§ Given problem
Extract the listing in its entirety, keeping each line identical to the original.
#### Data extract ####
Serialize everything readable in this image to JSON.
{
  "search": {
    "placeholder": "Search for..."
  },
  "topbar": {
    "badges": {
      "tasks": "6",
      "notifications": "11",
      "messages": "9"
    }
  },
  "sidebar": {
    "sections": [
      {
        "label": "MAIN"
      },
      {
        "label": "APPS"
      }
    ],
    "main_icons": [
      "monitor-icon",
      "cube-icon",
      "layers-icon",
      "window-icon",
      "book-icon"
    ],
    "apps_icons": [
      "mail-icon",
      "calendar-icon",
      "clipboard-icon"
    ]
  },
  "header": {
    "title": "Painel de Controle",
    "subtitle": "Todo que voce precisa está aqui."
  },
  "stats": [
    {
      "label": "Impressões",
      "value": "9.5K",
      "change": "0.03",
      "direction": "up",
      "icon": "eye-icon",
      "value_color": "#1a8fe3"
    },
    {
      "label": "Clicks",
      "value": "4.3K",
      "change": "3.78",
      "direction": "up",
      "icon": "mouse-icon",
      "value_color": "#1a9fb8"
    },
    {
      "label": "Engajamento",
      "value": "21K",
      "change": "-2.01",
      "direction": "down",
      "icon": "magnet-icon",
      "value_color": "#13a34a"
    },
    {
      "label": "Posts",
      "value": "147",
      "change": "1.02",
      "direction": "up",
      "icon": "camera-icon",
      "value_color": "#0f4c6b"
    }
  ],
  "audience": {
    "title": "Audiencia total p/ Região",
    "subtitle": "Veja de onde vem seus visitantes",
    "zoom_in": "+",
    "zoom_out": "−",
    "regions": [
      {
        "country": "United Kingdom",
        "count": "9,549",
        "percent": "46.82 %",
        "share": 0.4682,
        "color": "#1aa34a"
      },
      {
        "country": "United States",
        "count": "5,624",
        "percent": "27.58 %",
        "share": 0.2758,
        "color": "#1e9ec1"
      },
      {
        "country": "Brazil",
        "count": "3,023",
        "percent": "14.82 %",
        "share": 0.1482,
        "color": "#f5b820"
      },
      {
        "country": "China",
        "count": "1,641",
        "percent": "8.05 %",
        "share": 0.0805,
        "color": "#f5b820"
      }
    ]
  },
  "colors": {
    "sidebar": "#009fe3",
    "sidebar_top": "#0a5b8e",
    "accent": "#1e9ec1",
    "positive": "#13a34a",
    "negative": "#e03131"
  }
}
####
§ Response to this exercise
Serialize everything readable in this image to JSON.
{
  "search": {
    "placeholder": "Search for..."
  },
  "topbar": {
    "badges": {
      "tasks": "6",
      "notifications": "11",
      "messages": "9"
    }
  },
  "sidebar": {
    "sections": [
      {
        "label": "MAIN"
      },
      {
        "label": "APPS"
      }
    ],
    "main_icons": [
      "monitor-icon",
      "cube-icon",
      "layers-icon",
      "window-icon",
      "book-icon"
    ],
    "apps_icons": [
      "mail-icon",
      "calendar-icon",
      "clipboard-icon"
    ]
  },
  "header": {
    "title": "Painel de Controle",
    "subtitle": "Todo que voce precisa está aqui."
  },
  "stats": [
    {
      "label": "Impressões",
      "value": "9.5K",
      "change": "0.03",
      "direction": "up",
      "icon": "eye-icon",
      "value_color": "#1a8fe3"
    },
    {
      "label": "Clicks",
      "value": "4.3K",
      "change": "3.78",
      "direction": "up",
      "icon": "mouse-icon",
      "value_color": "#1a9fb8"
    },
    {
      "label": "Engajamento",
      "value": "21K",
      "change": "-2.01",
      "direction": "down",
      "icon": "magnet-icon",
      "value_color": "#13a34a"
    },
    {
      "label": "Posts",
      "value": "147",
      "change": "1.02",
      "direction": "up",
      "icon": "camera-icon",
      "value_color": "#0f4c6b"
    }
  ],
  "audience": {
    "title": "Audiencia total p/ Região",
    "subtitle": "Veja de onde vem seus visitantes",
    "zoom_in": "+",
    "zoom_out": "−",
    "regions": [
      {
        "country": "United Kingdom",
        "count": "9,549",
        "percent": "46.82 %",
        "share": 0.4682,
        "color": "#1aa34a"
      },
      {
        "country": "United States",
        "count": "5,624",
        "percent": "27.58 %",
        "share": 0.2758,
        "color": "#1e9ec1"
      },
      {
        "country": "Brazil",
        "count": "3,023",
        "percent": "14.82 %",
        "share": 0.1482,
        "color": "#f5b820"
      },
      {
        "country": "China",
        "count": "1,641",
        "percent": "8.05 %",
        "share": 0.0805,
        "color": "#f5b820"
      }
    ]
  },
  "colors": {
    "sidebar": "#009fe3",
    "sidebar_top": "#0a5b8e",
    "accent": "#1e9ec1",
    "positive": "#13a34a",
    "negative": "#e03131"
  }
}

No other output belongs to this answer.